> **REQUIRED WORK**
Return each line containing the string "type".

Saved entries:
# # # # #
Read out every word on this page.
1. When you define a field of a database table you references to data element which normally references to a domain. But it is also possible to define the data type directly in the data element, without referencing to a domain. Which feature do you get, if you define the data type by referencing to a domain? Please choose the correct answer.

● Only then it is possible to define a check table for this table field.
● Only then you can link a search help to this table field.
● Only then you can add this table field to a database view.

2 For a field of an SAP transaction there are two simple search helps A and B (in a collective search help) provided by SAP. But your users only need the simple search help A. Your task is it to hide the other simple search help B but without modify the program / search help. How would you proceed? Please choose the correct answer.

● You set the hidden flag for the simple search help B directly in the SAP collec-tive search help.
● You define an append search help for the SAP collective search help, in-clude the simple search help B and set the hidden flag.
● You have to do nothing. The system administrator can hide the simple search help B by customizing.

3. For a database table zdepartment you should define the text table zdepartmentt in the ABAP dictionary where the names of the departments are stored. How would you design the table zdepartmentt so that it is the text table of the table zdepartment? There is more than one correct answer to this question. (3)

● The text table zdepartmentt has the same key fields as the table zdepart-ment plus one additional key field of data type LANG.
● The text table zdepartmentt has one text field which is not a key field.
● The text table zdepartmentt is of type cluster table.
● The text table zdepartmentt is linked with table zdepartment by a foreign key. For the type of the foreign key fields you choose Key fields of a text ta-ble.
# # # # #
> **THE REPLY**
1. When you define a field of a database table you references to data element which normally references to a domain. But it is also possible to define the data type directly in the data element, without referencing to a domain. Which feature do you get, if you define the data type by referencing to a domain? Please choose the correct answer.
● The text table zdepartmentt has the same key fields as the table zdepart-ment plus one additional key field of data type LANG.
● The text table zdepartmentt is of type cluster table.
● The text table zdepartmentt is linked with table zdepartment by a foreign key. For the type of the foreign key fields you choose Key fields of a text ta-ble.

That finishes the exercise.